- INSTRUCTION -
Set down each line of the material that follows, exactly, with no pictures.

- GIVEN DATA -
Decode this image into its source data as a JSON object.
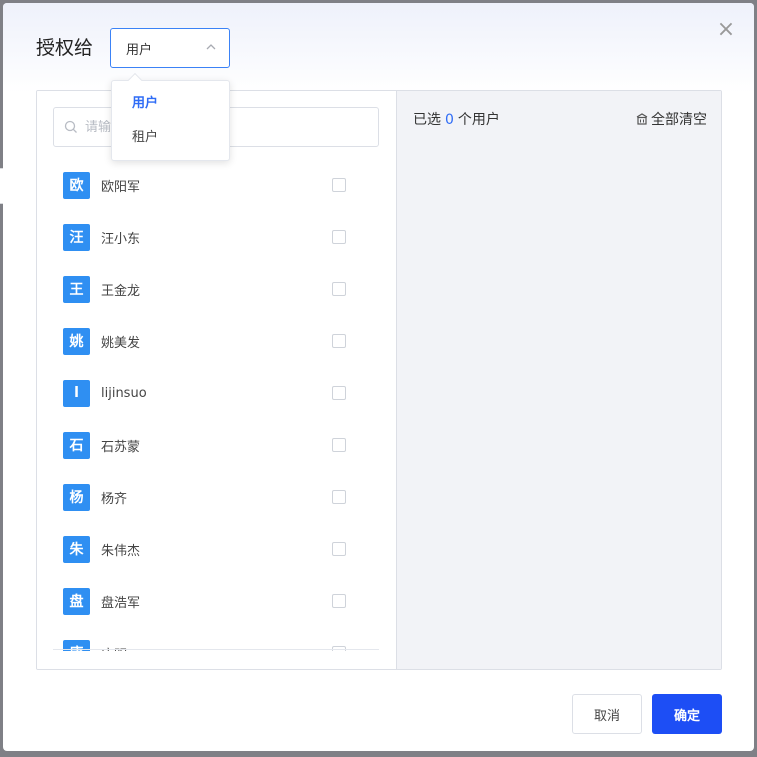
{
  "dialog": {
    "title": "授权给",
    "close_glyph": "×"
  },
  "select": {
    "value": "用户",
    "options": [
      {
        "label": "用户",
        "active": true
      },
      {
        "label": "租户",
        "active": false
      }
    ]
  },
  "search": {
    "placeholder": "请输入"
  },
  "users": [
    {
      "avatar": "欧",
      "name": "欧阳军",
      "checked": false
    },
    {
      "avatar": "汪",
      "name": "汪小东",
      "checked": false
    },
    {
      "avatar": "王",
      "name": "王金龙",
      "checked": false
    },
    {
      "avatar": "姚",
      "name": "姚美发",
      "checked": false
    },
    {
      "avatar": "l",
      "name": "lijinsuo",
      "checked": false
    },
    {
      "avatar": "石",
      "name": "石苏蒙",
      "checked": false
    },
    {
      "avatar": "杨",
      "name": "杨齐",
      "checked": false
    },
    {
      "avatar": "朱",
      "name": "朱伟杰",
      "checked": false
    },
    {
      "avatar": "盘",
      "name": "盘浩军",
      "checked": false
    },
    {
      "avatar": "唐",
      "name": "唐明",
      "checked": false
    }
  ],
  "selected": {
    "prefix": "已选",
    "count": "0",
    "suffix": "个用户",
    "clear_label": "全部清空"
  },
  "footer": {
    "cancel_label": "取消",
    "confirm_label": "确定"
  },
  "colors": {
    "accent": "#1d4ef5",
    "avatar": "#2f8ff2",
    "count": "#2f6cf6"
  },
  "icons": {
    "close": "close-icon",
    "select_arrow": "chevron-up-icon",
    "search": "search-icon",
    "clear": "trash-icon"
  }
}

- COMPLETED EXERCISE -
Decode this image into its source data as a JSON object.
{
  "dialog": {
    "title": "授权给",
    "close_glyph": "×"
  },
  "select": {
    "value": "用户",
    "options": [
      {
        "label": "用户",
        "active": true
      },
      {
        "label": "租户",
        "active": false
      }
    ]
  },
  "search": {
    "placeholder": "请输入"
  },
  "users": [
    {
      "avatar": "欧",
      "name": "欧阳军",
      "checked": false
    },
    {
      "avatar": "汪",
      "name": "汪小东",
      "checked": false
    },
    {
      "avatar": "王",
      "name": "王金龙",
      "checked": false
    },
    {
      "avatar": "姚",
      "name": "姚美发",
      "checked": false
    },
    {
      "avatar": "l",
      "name": "lijinsuo",
      "checked": false
    },
    {
      "avatar": "石",
      "name": "石苏蒙",
      "checked": false
    },
    {
      "avatar": "杨",
      "name": "杨齐",
      "checked": false
    },
    {
      "avatar": "朱",
      "name": "朱伟杰",
      "checked": false
    },
    {
      "avatar": "盘",
      "name": "盘浩军",
      "checked": false
    },
    {
      "avatar": "唐",
      "name": "唐明",
      "checked": false
    }
  ],
  "selected": {
    "prefix": "已选",
    "count": "0",
    "suffix": "个用户",
    "clear_label": "全部清空"
  },
  "footer": {
    "cancel_label": "取消",
    "confirm_label": "确定"
  },
  "colors": {
    "accent": "#1d4ef5",
    "avatar": "#2f8ff2",
    "count": "#2f6cf6"
  },
  "icons": {
    "close": "close-icon",
    "select_arrow": "chevron-up-icon",
    "search": "search-icon",
    "clear": "trash-icon"
  }
}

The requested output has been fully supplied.